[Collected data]
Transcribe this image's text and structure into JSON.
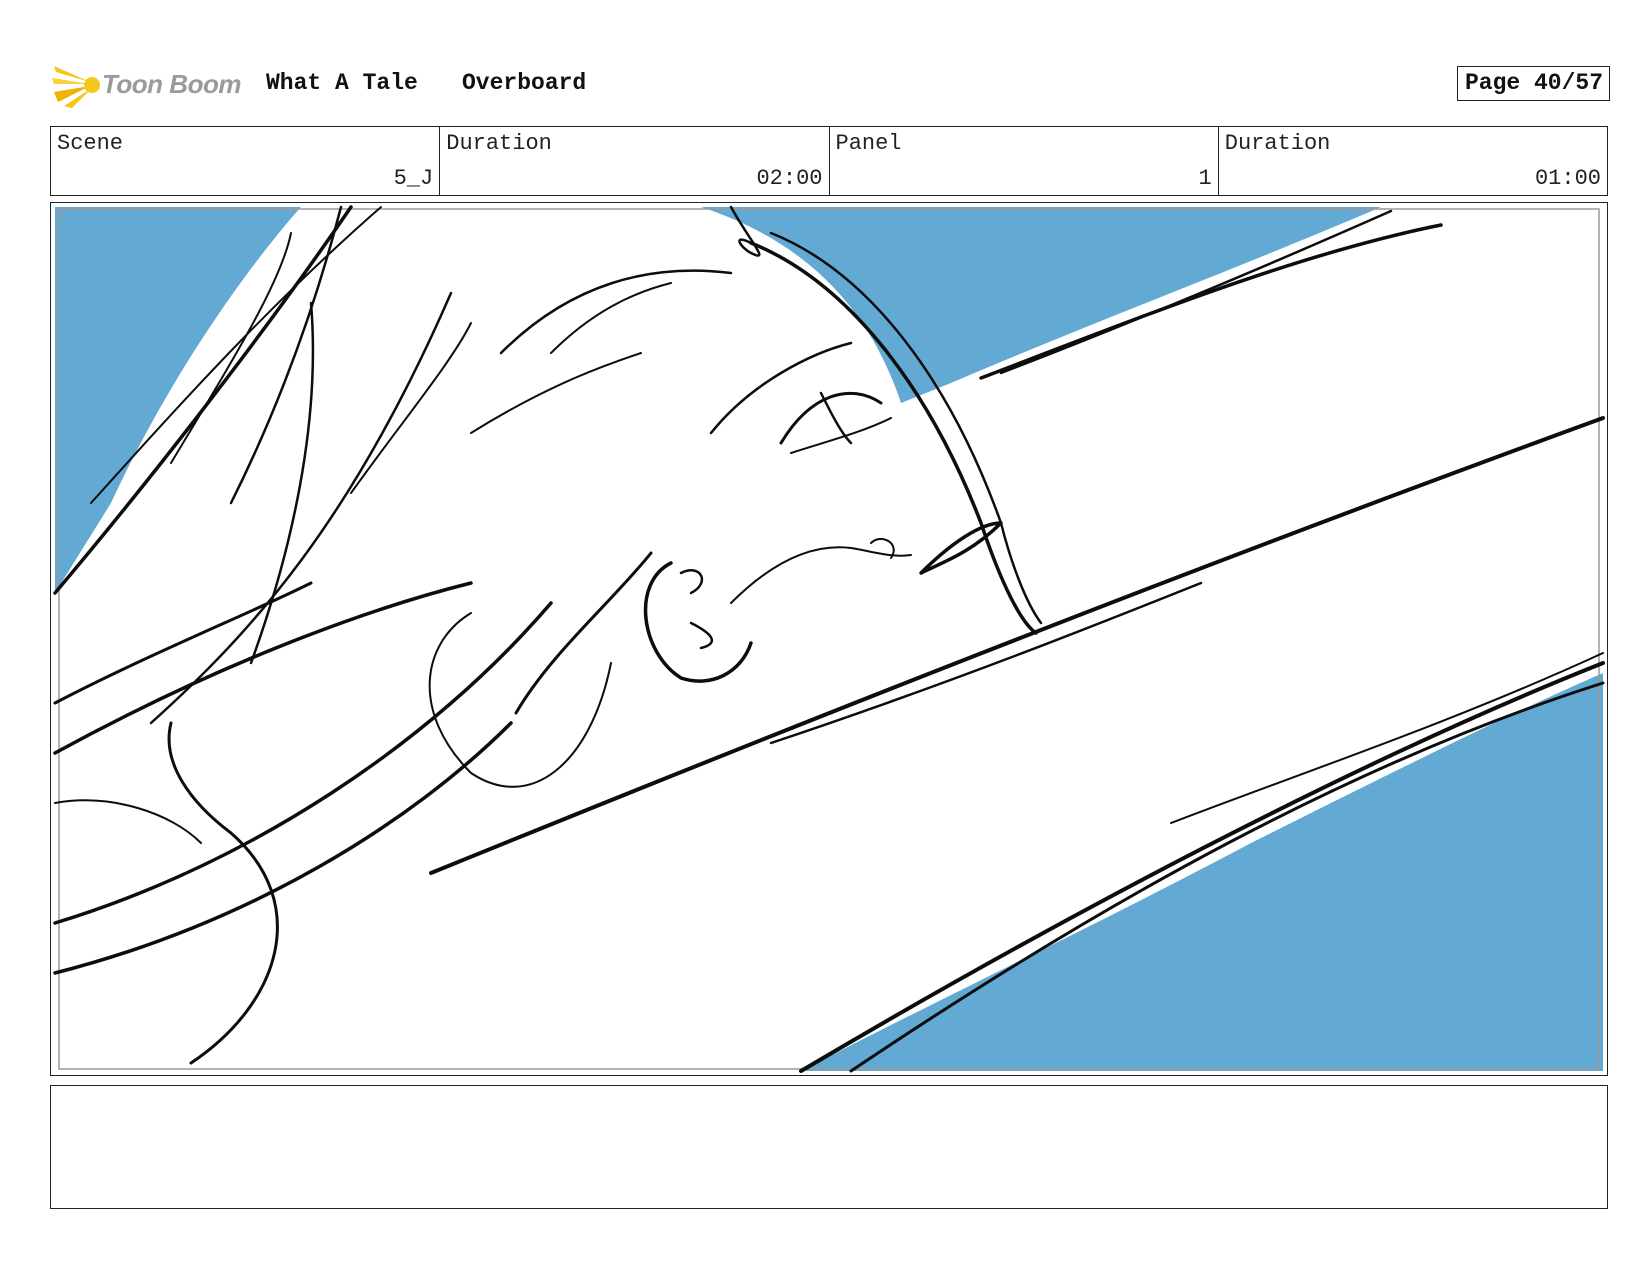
{
  "header": {
    "logo_text": "Toon Boom",
    "project_title": "What A Tale",
    "episode_title": "Overboard",
    "page_label": "Page 40/57"
  },
  "info": {
    "scene_label": "Scene",
    "scene_value": "5_J",
    "scene_duration_label": "Duration",
    "scene_duration_value": "02:00",
    "panel_label": "Panel",
    "panel_value": "1",
    "panel_duration_label": "Duration",
    "panel_duration_value": "01:00"
  },
  "colors": {
    "sky_blue": "#62aad3",
    "ink": "#0d0d0d",
    "logo_yellow": "#f5c518",
    "logo_gray": "#9a9a9a"
  },
  "notes": {
    "text": ""
  }
}
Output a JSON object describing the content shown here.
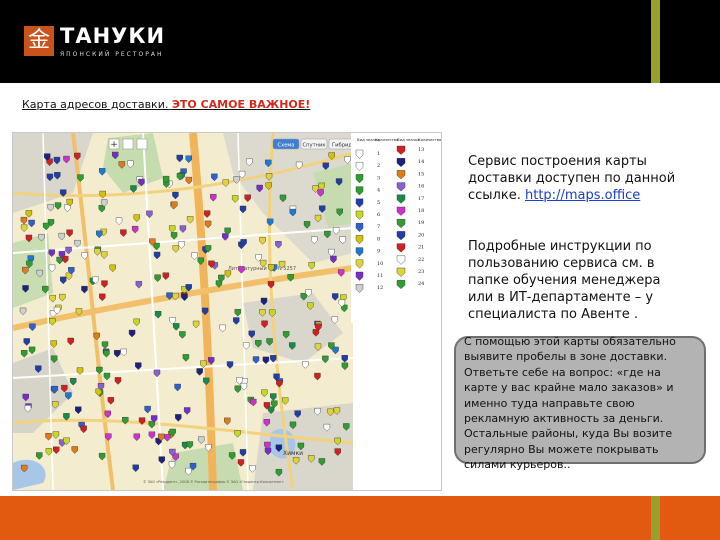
{
  "logo": {
    "name": "ТАНУКИ",
    "subtitle": "ЯПОНСКИЙ РЕСТОРАН",
    "glyph": "金"
  },
  "colors": {
    "header_bg": "#000000",
    "accent_bar": "#97a02a",
    "footer_bar": "#e15a0f",
    "logo_box": "#c9531b",
    "highlight": "#d42a1a",
    "link": "#1a3fc9"
  },
  "caption": {
    "text": "Карта адресов доставки.",
    "highlight": "ЭТО САМОЕ ВАЖНОЕ!"
  },
  "map": {
    "controls": [
      "Схема",
      "Спутник",
      "Гибрид"
    ],
    "legend_headers": [
      "Вид значка",
      "Количество",
      "Вид значка",
      "Количество"
    ],
    "legend_counts_left": [
      "1",
      "2",
      "3",
      "4",
      "5",
      "6",
      "7",
      "8",
      "9",
      "10",
      "11",
      "12"
    ],
    "legend_counts_right": [
      "13",
      "14",
      "15",
      "16",
      "17",
      "18",
      "19",
      "20",
      "21",
      "22",
      "23",
      "24"
    ],
    "street_label": "Литературный пр. N 5257",
    "area_label": "Химки",
    "copyright": "© ЗАО «Резидент», 2008  © Роскартография  © ЗАО «Геоцентр-Консалтинг»"
  },
  "right_text": {
    "para1": "Сервис построения карты доставки доступен по данной ссылке.",
    "link": "http://maps.office",
    "para2": "Подробные инструкции по пользованию сервиса см. в папке обучения менеджера или в ИТ-департаменте – у специалиста по Авенте ."
  },
  "note": {
    "text": "С помощью этой карты обязательно выявите пробелы в зоне доставки. Ответьте себе на вопрос: «где на карте у вас крайне мало заказов» и именно туда направьте свою рекламную активность за деньги. Остальные районы, куда Вы возите регулярно Вы можете покрывать силами курьеров.."
  }
}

■ EXERCISE OBJECTIVE: Find all lines where the word "highlight" appears. Copy them.

■ TASK RESPONSE:
    "highlight": "#d42a1a",
    "highlight": "ЭТО САМОЕ ВАЖНОЕ!"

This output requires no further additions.